DESCRIPTION OF THE TASK
Type every record exactly as it appears.

• • • • •

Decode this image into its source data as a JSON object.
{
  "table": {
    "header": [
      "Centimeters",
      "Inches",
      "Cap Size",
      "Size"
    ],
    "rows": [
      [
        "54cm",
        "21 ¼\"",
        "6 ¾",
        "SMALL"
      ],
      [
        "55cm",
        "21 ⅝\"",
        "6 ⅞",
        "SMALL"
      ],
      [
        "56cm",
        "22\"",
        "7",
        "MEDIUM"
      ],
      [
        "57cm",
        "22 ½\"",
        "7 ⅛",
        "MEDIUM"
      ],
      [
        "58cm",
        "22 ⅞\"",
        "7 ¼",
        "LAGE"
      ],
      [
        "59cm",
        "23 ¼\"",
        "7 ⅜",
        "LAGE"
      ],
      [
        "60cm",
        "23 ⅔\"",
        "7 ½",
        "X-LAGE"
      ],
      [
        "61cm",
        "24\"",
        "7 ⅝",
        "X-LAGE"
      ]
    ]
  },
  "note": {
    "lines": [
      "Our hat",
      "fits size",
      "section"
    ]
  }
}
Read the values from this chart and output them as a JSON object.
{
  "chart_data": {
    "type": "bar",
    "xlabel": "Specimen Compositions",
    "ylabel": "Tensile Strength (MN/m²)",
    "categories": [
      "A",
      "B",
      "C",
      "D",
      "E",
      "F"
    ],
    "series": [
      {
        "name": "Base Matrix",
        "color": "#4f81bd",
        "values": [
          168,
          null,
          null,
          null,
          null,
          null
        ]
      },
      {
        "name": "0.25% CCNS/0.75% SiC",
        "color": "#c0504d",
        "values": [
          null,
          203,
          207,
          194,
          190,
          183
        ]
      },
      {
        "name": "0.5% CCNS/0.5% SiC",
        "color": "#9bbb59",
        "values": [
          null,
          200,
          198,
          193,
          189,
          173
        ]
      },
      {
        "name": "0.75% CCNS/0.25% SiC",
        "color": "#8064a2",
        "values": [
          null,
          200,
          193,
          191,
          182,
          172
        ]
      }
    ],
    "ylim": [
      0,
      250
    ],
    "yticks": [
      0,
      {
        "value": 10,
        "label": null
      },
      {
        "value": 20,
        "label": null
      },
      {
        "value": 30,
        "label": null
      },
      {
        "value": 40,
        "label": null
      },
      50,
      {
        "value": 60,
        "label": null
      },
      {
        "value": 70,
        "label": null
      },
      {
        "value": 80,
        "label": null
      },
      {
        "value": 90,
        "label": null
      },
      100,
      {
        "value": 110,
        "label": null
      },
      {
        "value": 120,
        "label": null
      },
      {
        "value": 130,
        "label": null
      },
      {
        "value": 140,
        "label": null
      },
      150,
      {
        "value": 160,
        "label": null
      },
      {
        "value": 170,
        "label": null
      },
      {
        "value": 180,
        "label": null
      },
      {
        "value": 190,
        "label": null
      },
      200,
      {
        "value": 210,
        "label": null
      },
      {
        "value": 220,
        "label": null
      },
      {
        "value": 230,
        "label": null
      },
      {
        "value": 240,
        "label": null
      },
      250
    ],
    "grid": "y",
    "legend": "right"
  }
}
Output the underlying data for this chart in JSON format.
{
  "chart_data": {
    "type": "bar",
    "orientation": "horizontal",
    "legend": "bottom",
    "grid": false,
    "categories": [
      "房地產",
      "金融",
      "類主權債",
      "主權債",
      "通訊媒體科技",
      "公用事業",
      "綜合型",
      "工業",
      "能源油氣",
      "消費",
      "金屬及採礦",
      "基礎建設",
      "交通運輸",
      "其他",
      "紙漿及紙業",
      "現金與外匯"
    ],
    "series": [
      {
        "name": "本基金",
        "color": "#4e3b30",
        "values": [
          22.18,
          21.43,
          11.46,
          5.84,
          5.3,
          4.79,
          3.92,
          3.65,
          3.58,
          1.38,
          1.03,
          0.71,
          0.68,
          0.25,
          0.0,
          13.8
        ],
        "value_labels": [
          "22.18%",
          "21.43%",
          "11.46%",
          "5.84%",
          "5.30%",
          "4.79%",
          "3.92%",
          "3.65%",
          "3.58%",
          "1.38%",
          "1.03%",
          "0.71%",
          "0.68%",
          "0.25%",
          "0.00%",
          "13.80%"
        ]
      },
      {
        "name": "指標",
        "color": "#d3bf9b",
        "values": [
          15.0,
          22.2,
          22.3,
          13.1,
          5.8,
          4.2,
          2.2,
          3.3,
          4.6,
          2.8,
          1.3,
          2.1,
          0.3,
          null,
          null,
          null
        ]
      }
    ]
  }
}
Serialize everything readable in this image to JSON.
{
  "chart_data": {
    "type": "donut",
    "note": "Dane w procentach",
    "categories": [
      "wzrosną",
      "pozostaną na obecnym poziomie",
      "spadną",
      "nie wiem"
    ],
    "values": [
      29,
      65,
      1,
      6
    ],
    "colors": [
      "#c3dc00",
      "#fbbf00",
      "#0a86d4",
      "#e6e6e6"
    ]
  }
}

• • • • •

FULL ANSWER
Decode this image into its source data as a JSON object.
{
  "table": {
    "header": [
      "Centimeters",
      "Inches",
      "Cap Size",
      "Size"
    ],
    "rows": [
      [
        "54cm",
        "21 ¼\"",
        "6 ¾",
        "SMALL"
      ],
      [
        "55cm",
        "21 ⅝\"",
        "6 ⅞",
        "SMALL"
      ],
      [
        "56cm",
        "22\"",
        "7",
        "MEDIUM"
      ],
      [
        "57cm",
        "22 ½\"",
        "7 ⅛",
        "MEDIUM"
      ],
      [
        "58cm",
        "22 ⅞\"",
        "7 ¼",
        "LAGE"
      ],
      [
        "59cm",
        "23 ¼\"",
        "7 ⅜",
        "LAGE"
      ],
      [
        "60cm",
        "23 ⅔\"",
        "7 ½",
        "X-LAGE"
      ],
      [
        "61cm",
        "24\"",
        "7 ⅝",
        "X-LAGE"
      ]
    ]
  },
  "note": {
    "lines": [
      "Our hat",
      "fits size",
      "section"
    ]
  }
}
Read the values from this chart and output them as a JSON object.
{
  "chart_data": {
    "type": "bar",
    "xlabel": "Specimen Compositions",
    "ylabel": "Tensile Strength (MN/m²)",
    "categories": [
      "A",
      "B",
      "C",
      "D",
      "E",
      "F"
    ],
    "series": [
      {
        "name": "Base Matrix",
        "color": "#4f81bd",
        "values": [
          168,
          null,
          null,
          null,
          null,
          null
        ]
      },
      {
        "name": "0.25% CCNS/0.75% SiC",
        "color": "#c0504d",
        "values": [
          null,
          203,
          207,
          194,
          190,
          183
        ]
      },
      {
        "name": "0.5% CCNS/0.5% SiC",
        "color": "#9bbb59",
        "values": [
          null,
          200,
          198,
          193,
          189,
          173
        ]
      },
      {
        "name": "0.75% CCNS/0.25% SiC",
        "color": "#8064a2",
        "values": [
          null,
          200,
          193,
          191,
          182,
          172
        ]
      }
    ],
    "ylim": [
      0,
      250
    ],
    "yticks": [
      0,
      {
        "value": 10,
        "label": null
      },
      {
        "value": 20,
        "label": null
      },
      {
        "value": 30,
        "label": null
      },
      {
        "value": 40,
        "label": null
      },
      50,
      {
        "value": 60,
        "label": null
      },
      {
        "value": 70,
        "label": null
      },
      {
        "value": 80,
        "label": null
      },
      {
        "value": 90,
        "label": null
      },
      100,
      {
        "value": 110,
        "label": null
      },
      {
        "value": 120,
        "label": null
      },
      {
        "value": 130,
        "label": null
      },
      {
        "value": 140,
        "label": null
      },
      150,
      {
        "value": 160,
        "label": null
      },
      {
        "value": 170,
        "label": null
      },
      {
        "value": 180,
        "label": null
      },
      {
        "value": 190,
        "label": null
      },
      200,
      {
        "value": 210,
        "label": null
      },
      {
        "value": 220,
        "label": null
      },
      {
        "value": 230,
        "label": null
      },
      {
        "value": 240,
        "label": null
      },
      250
    ],
    "grid": "y",
    "legend": "right"
  }
}
Output the underlying data for this chart in JSON format.
{
  "chart_data": {
    "type": "bar",
    "orientation": "horizontal",
    "legend": "bottom",
    "grid": false,
    "categories": [
      "房地產",
      "金融",
      "類主權債",
      "主權債",
      "通訊媒體科技",
      "公用事業",
      "綜合型",
      "工業",
      "能源油氣",
      "消費",
      "金屬及採礦",
      "基礎建設",
      "交通運輸",
      "其他",
      "紙漿及紙業",
      "現金與外匯"
    ],
    "series": [
      {
        "name": "本基金",
        "color": "#4e3b30",
        "values": [
          22.18,
          21.43,
          11.46,
          5.84,
          5.3,
          4.79,
          3.92,
          3.65,
          3.58,
          1.38,
          1.03,
          0.71,
          0.68,
          0.25,
          0.0,
          13.8
        ],
        "value_labels": [
          "22.18%",
          "21.43%",
          "11.46%",
          "5.84%",
          "5.30%",
          "4.79%",
          "3.92%",
          "3.65%",
          "3.58%",
          "1.38%",
          "1.03%",
          "0.71%",
          "0.68%",
          "0.25%",
          "0.00%",
          "13.80%"
        ]
      },
      {
        "name": "指標",
        "color": "#d3bf9b",
        "values": [
          15.0,
          22.2,
          22.3,
          13.1,
          5.8,
          4.2,
          2.2,
          3.3,
          4.6,
          2.8,
          1.3,
          2.1,
          0.3,
          null,
          null,
          null
        ]
      }
    ]
  }
}
Serialize everything readable in this image to JSON.
{
  "chart_data": {
    "type": "donut",
    "note": "Dane w procentach",
    "categories": [
      "wzrosną",
      "pozostaną na obecnym poziomie",
      "spadną",
      "nie wiem"
    ],
    "values": [
      29,
      65,
      1,
      6
    ],
    "colors": [
      "#c3dc00",
      "#fbbf00",
      "#0a86d4",
      "#e6e6e6"
    ]
  }
}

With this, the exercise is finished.